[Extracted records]
* START *
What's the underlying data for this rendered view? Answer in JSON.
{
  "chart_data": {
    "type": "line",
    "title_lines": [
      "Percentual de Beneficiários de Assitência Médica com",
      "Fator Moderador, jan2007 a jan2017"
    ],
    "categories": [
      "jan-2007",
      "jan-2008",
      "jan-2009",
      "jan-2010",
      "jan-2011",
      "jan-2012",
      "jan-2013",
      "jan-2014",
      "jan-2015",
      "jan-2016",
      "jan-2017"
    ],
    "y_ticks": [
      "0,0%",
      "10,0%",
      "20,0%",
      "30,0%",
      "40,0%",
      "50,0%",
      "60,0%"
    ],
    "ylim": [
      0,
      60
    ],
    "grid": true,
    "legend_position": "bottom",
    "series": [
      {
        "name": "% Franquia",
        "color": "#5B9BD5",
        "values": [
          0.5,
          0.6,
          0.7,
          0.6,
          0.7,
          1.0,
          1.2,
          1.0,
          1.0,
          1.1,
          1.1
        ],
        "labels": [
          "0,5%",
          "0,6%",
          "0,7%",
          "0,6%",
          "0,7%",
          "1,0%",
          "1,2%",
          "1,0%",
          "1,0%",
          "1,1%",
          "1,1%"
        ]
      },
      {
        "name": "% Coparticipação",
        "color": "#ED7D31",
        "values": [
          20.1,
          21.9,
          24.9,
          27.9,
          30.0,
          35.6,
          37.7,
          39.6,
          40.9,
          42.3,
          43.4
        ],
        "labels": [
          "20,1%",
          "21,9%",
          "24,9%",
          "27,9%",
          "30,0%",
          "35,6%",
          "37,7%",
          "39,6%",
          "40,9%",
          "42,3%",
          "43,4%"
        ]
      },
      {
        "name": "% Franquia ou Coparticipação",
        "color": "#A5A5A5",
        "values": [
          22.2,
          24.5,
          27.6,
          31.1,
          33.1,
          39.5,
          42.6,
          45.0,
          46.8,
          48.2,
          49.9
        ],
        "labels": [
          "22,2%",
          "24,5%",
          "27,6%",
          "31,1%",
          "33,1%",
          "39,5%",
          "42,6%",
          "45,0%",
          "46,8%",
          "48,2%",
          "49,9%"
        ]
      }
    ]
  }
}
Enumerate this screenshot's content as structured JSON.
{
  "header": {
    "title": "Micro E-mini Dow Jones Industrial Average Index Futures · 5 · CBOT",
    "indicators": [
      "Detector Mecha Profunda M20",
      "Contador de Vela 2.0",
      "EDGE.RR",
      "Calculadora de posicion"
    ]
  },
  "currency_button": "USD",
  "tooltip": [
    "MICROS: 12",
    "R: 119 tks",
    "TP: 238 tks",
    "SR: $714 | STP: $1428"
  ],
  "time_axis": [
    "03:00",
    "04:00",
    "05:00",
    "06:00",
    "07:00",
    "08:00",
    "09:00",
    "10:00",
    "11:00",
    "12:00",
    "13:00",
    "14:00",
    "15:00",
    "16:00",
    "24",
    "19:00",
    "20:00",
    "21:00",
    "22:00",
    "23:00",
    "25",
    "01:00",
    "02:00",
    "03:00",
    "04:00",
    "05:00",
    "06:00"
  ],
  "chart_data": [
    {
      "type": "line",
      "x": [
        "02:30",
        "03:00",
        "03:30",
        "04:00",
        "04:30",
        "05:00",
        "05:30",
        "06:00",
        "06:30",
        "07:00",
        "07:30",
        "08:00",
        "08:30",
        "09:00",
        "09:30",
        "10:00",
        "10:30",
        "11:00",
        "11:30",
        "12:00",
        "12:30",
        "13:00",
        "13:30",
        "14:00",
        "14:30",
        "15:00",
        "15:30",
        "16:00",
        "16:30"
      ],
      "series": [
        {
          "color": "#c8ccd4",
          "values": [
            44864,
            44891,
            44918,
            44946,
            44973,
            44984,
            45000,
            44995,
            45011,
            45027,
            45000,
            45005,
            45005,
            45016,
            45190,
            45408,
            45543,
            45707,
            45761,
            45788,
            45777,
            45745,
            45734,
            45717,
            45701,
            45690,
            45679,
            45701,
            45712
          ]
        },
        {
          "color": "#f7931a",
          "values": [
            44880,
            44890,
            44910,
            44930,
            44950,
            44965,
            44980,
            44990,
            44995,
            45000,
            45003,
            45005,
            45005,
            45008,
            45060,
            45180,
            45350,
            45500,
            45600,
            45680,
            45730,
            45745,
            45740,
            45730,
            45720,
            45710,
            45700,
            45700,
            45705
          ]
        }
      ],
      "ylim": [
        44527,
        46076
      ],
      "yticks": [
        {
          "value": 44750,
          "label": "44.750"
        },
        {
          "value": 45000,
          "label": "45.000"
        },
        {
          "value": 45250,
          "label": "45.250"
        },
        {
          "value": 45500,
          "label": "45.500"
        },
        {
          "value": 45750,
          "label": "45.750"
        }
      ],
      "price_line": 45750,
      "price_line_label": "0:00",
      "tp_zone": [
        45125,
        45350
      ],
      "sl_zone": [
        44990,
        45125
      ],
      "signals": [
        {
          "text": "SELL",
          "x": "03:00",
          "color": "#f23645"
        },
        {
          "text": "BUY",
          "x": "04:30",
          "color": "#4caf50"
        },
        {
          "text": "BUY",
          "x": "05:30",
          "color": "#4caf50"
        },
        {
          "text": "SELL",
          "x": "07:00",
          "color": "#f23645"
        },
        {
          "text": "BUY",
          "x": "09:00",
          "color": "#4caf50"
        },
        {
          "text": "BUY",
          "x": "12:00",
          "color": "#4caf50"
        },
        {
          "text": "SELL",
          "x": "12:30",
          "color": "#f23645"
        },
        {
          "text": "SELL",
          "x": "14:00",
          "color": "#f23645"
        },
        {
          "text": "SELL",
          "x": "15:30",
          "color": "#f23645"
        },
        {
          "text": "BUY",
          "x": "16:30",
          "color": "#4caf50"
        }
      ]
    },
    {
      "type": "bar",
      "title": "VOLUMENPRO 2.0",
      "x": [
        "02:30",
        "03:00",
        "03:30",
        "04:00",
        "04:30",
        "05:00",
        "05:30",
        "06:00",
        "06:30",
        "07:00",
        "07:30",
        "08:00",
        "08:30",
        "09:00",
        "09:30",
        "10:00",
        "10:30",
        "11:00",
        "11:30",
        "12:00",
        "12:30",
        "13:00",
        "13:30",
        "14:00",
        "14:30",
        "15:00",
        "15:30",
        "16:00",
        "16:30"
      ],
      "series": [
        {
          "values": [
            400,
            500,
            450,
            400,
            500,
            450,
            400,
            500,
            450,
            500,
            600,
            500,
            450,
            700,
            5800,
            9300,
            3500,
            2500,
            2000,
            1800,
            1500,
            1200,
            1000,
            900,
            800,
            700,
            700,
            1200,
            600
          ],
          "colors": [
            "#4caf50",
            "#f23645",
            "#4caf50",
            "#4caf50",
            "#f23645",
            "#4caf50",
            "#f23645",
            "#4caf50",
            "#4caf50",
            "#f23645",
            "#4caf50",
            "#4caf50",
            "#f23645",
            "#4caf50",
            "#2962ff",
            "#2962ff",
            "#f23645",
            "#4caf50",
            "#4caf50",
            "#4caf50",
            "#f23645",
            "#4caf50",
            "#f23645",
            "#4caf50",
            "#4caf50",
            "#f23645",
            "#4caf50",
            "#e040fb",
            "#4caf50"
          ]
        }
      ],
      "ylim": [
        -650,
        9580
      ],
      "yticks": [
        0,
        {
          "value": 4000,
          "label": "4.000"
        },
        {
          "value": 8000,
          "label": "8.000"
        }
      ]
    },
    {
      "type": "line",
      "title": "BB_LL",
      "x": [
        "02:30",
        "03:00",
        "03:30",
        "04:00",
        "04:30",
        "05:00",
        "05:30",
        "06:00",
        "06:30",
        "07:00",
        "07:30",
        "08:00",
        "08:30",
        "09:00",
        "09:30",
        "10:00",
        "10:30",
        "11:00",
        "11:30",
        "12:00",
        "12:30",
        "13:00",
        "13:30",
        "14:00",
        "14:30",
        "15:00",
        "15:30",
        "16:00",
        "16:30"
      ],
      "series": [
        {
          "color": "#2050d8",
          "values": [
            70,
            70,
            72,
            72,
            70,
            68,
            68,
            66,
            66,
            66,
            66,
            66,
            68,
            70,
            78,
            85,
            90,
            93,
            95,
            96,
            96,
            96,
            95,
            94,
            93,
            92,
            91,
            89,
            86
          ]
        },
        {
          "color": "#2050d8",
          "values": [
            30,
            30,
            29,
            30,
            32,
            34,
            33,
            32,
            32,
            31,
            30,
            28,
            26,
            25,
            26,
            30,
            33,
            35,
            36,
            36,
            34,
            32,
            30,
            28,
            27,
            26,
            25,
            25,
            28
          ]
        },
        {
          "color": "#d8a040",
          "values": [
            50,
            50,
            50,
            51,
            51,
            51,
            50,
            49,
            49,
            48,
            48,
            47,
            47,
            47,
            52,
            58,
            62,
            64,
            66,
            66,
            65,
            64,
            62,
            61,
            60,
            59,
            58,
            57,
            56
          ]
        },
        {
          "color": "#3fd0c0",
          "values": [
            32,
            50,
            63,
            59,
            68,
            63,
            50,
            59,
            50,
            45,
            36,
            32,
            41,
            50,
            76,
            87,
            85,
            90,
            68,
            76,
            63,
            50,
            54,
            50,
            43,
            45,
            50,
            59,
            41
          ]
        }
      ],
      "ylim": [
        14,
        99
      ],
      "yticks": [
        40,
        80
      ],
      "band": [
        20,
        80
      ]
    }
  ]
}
* END *
§ Aim of the exercise: Copy all lines above containing the string "type".

§ Exercise output:
    "type": "line",
      "type": "line",
      "type": "bar",
      "type": "line",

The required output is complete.